**Task to complete:** In your copy, leave out the pictures and repeat the entries below exactly.

**Collection entries:**
+-------+
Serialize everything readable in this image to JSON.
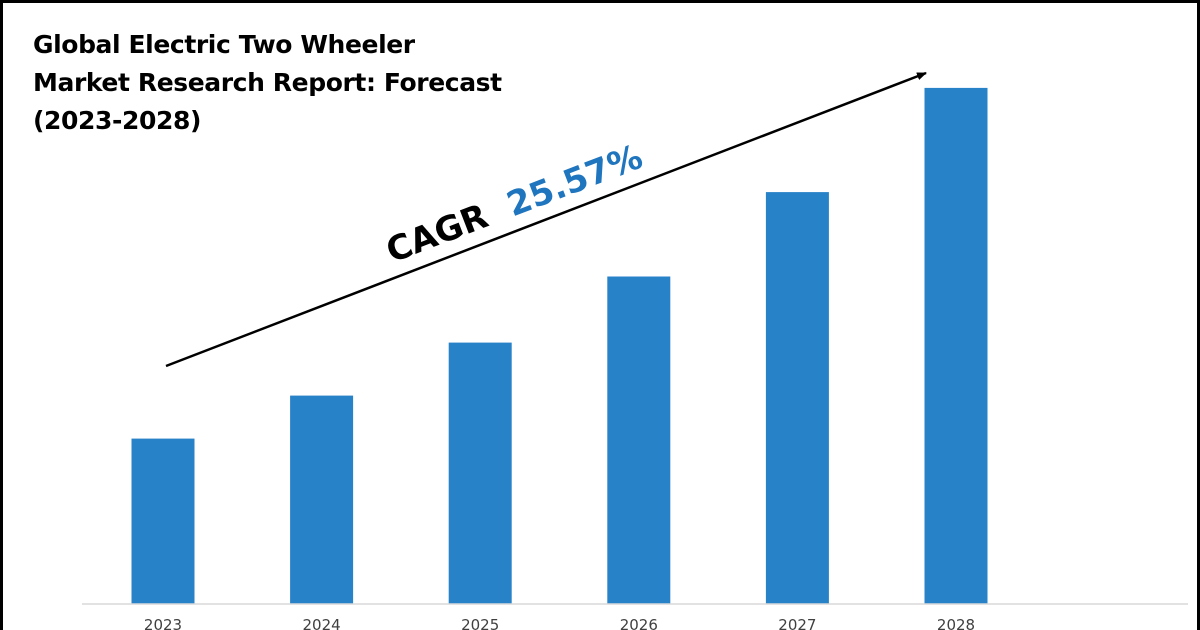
{
  "chart_data": {
    "type": "bar",
    "title_lines": [
      "Global Electric Two Wheeler",
      "Market Research Report: Forecast",
      "(2023-2028)"
    ],
    "categories": [
      "2023",
      "2024",
      "2025",
      "2026",
      "2027",
      "2028"
    ],
    "values": [
      1.0,
      1.26,
      1.58,
      1.98,
      2.49,
      3.12
    ],
    "ylim": [
      0,
      3.5
    ],
    "grid": false,
    "bar_color": "#2782C8",
    "annotation": {
      "label": "CAGR",
      "value": "25.57%",
      "label_color": "#000000",
      "value_color": "#1F75BE"
    }
  }
}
+-------+
**Answer for the task:**
Serialize everything readable in this image to JSON.
{
  "chart_data": {
    "type": "bar",
    "title_lines": [
      "Global Electric Two Wheeler",
      "Market Research Report: Forecast",
      "(2023-2028)"
    ],
    "categories": [
      "2023",
      "2024",
      "2025",
      "2026",
      "2027",
      "2028"
    ],
    "values": [
      1.0,
      1.26,
      1.58,
      1.98,
      2.49,
      3.12
    ],
    "ylim": [
      0,
      3.5
    ],
    "grid": false,
    "bar_color": "#2782C8",
    "annotation": {
      "label": "CAGR",
      "value": "25.57%",
      "label_color": "#000000",
      "value_color": "#1F75BE"
    }
  }
}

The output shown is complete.